═══ GIVEN RECORDS ═══

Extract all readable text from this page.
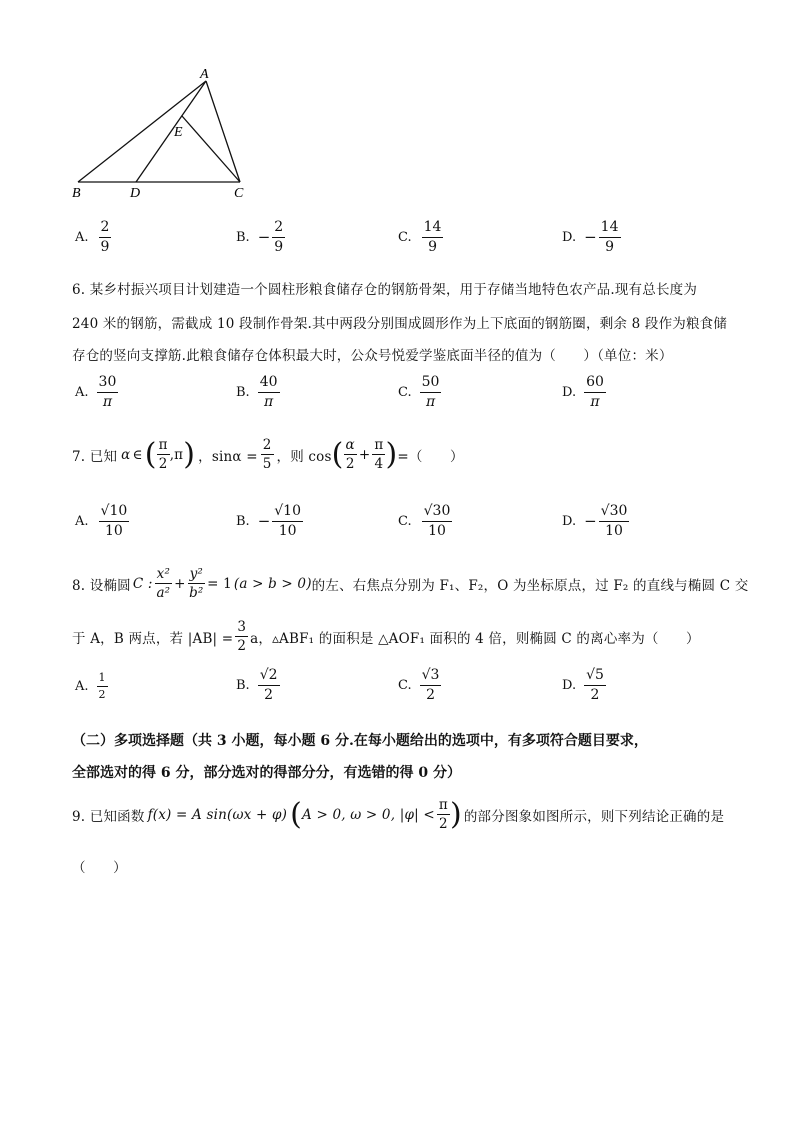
A
E
B	D	C
A. $\frac{2}{9}$	B. − $\frac{2}{9}$	C. $\frac{14}{9}$	D. − $\frac{14}{9}$
6. 某乡村振兴项目计划建造一个圆柱形粮食储存仓的钢筋骨架，用于存储当地特色农产品.现有总长度为
240 米的钢筋，需截成 10 段制作骨架.其中两段分别围成圆形作为上下底面的钢筋圈，剩余 8 段作为粮食储
存仓的竖向支撑筋.此粮食储存仓体积最大时，公众号悦爱学鉴底面半径的值为（　　）（单位：米）
A. $\frac{30}{\pi}$	B. $\frac{40}{\pi}$	C. $\frac{50}{\pi}$	D. $\frac{60}{\pi}$
7. 已知 α ∈ ( $\frac{\pi}{2} ,\pi$ ) ，$\sin\alpha = \frac{2}{5}$ ，则 cos ( $\frac{\alpha}{2} + \frac{\pi}{4}$ ) =（　　）
A. $\frac{√10}{10}$	B. − $\frac{√10}{10}$	C. $\frac{√30}{10}$	D. − $\frac{√30}{10}$
8. 设椭圆 C : $\frac{\text{x²}}{\text{a²}} + \frac{\text{y²}}{\text{b²}} = 1$ (a > b > 0) 的左、右焦点分别为 F₁、F₂，O 为坐标原点，过 F₂ 的直线与椭圆 C 交
于 A，B 两点，若 $|AB| = \frac{3}{2}$ a，▵ABF₁ 的面积是 △AOF₁ 面积的 4 倍，则椭圆 C 的离心率为（　　）
A. $\frac{1}{2}$	B. $\frac{√2}{2}$	C. $\frac{√3}{2}$	D. $\frac{√5}{2}$
（二）多项选择题（共 3 小题，每小题 6 分.在每小题给出的选项中，有多项符合题目要求，
全部选对的得 6 分，部分选对的得部分分，有选错的得 0 分）
9. 已知函数 f(x) = A sin(ωx + φ) ( A > 0, ω > 0, $|\varphi| < \frac{\pi}{2}$ ) 的部分图象如图所示，则下列结论正确的是
（　　）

═══

Leave out the pictures and give the rest of the records again exactly.

Extract all readable text from this page.
A
E
B	D	C
A. $\frac{2}{9}$	B. − $\frac{2}{9}$	C. $\frac{14}{9}$	D. − $\frac{14}{9}$
6. 某乡村振兴项目计划建造一个圆柱形粮食储存仓的钢筋骨架，用于存储当地特色农产品.现有总长度为
240 米的钢筋，需截成 10 段制作骨架.其中两段分别围成圆形作为上下底面的钢筋圈，剩余 8 段作为粮食储
存仓的竖向支撑筋.此粮食储存仓体积最大时，公众号悦爱学鉴底面半径的值为（　　）（单位：米）
A. $\frac{30}{\pi}$	B. $\frac{40}{\pi}$	C. $\frac{50}{\pi}$	D. $\frac{60}{\pi}$
7. 已知 α ∈ ( $\frac{\pi}{2} ,\pi$ ) ，$\sin\alpha = \frac{2}{5}$ ，则 cos ( $\frac{\alpha}{2} + \frac{\pi}{4}$ ) =（　　）
A. $\frac{√10}{10}$	B. − $\frac{√10}{10}$	C. $\frac{√30}{10}$	D. − $\frac{√30}{10}$
8. 设椭圆 C : $\frac{\text{x²}}{\text{a²}} + \frac{\text{y²}}{\text{b²}} = 1$ (a > b > 0) 的左、右焦点分别为 F₁、F₂，O 为坐标原点，过 F₂ 的直线与椭圆 C 交
于 A，B 两点，若 $|AB| = \frac{3}{2}$ a，▵ABF₁ 的面积是 △AOF₁ 面积的 4 倍，则椭圆 C 的离心率为（　　）
A. $\frac{1}{2}$	B. $\frac{√2}{2}$	C. $\frac{√3}{2}$	D. $\frac{√5}{2}$
（二）多项选择题（共 3 小题，每小题 6 分.在每小题给出的选项中，有多项符合题目要求，
全部选对的得 6 分，部分选对的得部分分，有选错的得 0 分）
9. 已知函数 f(x) = A sin(ωx + φ) ( A > 0, ω > 0, $|\varphi| < \frac{\pi}{2}$ ) 的部分图象如图所示，则下列结论正确的是
（　　）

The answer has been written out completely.